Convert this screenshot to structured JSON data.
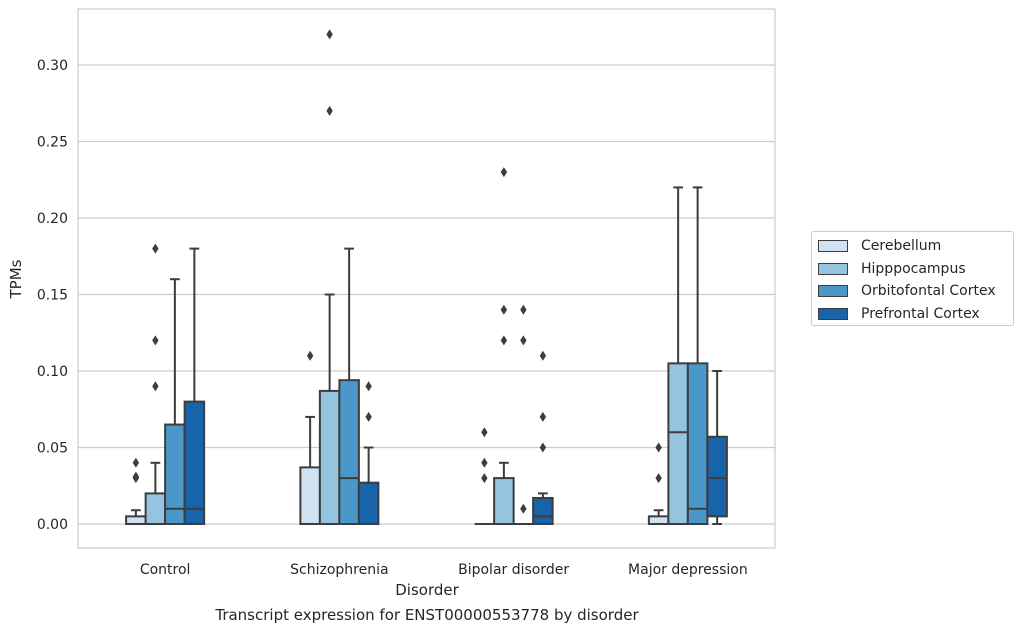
{
  "caption": "Transcript expression for ENST00000553778 by disorder",
  "chart_data": {
    "type": "box",
    "title": "",
    "xlabel": "Disorder",
    "ylabel": "TPMs",
    "ylim": [
      -0.015,
      0.337
    ],
    "yticks": [
      0.0,
      0.05,
      0.1,
      0.15,
      0.2,
      0.25,
      0.3
    ],
    "ytick_labels": [
      "0.00",
      "0.05",
      "0.10",
      "0.15",
      "0.20",
      "0.25",
      "0.30"
    ],
    "grid": true,
    "legend_position": "right",
    "categories": [
      "Control",
      "Schizophrenia",
      "Bipolar disorder",
      "Major depression"
    ],
    "series": [
      {
        "name": "Cerebellum",
        "color": "#d0e1f2",
        "boxes": [
          {
            "whisker_low": 0.0,
            "q1": 0.0,
            "median": 0.0,
            "q3": 0.005,
            "whisker_high": 0.009,
            "outliers": [
              0.03,
              0.031,
              0.04
            ]
          },
          {
            "whisker_low": 0.0,
            "q1": 0.0,
            "median": 0.0,
            "q3": 0.037,
            "whisker_high": 0.07,
            "outliers": [
              0.11
            ]
          },
          {
            "whisker_low": 0.0,
            "q1": 0.0,
            "median": 0.0,
            "q3": 0.0,
            "whisker_high": 0.0,
            "outliers": [
              0.03,
              0.04,
              0.06
            ]
          },
          {
            "whisker_low": 0.0,
            "q1": 0.0,
            "median": 0.0,
            "q3": 0.005,
            "whisker_high": 0.009,
            "outliers": [
              0.03,
              0.05
            ]
          }
        ]
      },
      {
        "name": "Hipppocampus",
        "color": "#94c4df",
        "boxes": [
          {
            "whisker_low": 0.0,
            "q1": 0.0,
            "median": 0.0,
            "q3": 0.02,
            "whisker_high": 0.04,
            "outliers": [
              0.09,
              0.12,
              0.18
            ]
          },
          {
            "whisker_low": 0.0,
            "q1": 0.0,
            "median": 0.0,
            "q3": 0.087,
            "whisker_high": 0.15,
            "outliers": [
              0.27,
              0.32
            ]
          },
          {
            "whisker_low": 0.0,
            "q1": 0.0,
            "median": 0.0,
            "q3": 0.03,
            "whisker_high": 0.04,
            "outliers": [
              0.12,
              0.14,
              0.23
            ]
          },
          {
            "whisker_low": 0.0,
            "q1": 0.0,
            "median": 0.06,
            "q3": 0.105,
            "whisker_high": 0.22,
            "outliers": []
          }
        ]
      },
      {
        "name": "Orbitofontal Cortex",
        "color": "#4a98c9",
        "boxes": [
          {
            "whisker_low": 0.0,
            "q1": 0.0,
            "median": 0.01,
            "q3": 0.065,
            "whisker_high": 0.16,
            "outliers": []
          },
          {
            "whisker_low": 0.0,
            "q1": 0.0,
            "median": 0.03,
            "q3": 0.094,
            "whisker_high": 0.18,
            "outliers": []
          },
          {
            "whisker_low": 0.0,
            "q1": 0.0,
            "median": 0.0,
            "q3": 0.0,
            "whisker_high": 0.0,
            "outliers": [
              0.01,
              0.12,
              0.14
            ]
          },
          {
            "whisker_low": 0.0,
            "q1": 0.0,
            "median": 0.01,
            "q3": 0.105,
            "whisker_high": 0.22,
            "outliers": []
          }
        ]
      },
      {
        "name": "Prefrontal Cortex",
        "color": "#1764ab",
        "boxes": [
          {
            "whisker_low": 0.0,
            "q1": 0.0,
            "median": 0.01,
            "q3": 0.08,
            "whisker_high": 0.18,
            "outliers": []
          },
          {
            "whisker_low": 0.0,
            "q1": 0.0,
            "median": 0.0,
            "q3": 0.027,
            "whisker_high": 0.05,
            "outliers": [
              0.07,
              0.09
            ]
          },
          {
            "whisker_low": 0.0,
            "q1": 0.0,
            "median": 0.005,
            "q3": 0.017,
            "whisker_high": 0.02,
            "outliers": [
              0.05,
              0.07,
              0.11
            ]
          },
          {
            "whisker_low": 0.0,
            "q1": 0.005,
            "median": 0.03,
            "q3": 0.057,
            "whisker_high": 0.1,
            "outliers": []
          }
        ]
      }
    ]
  }
}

**Directions for this task**
Examine the records and pull out every line where the string "Cortex" occurs.

**Full solution**
        "name": "Orbitofontal Cortex",
        "name": "Prefrontal Cortex",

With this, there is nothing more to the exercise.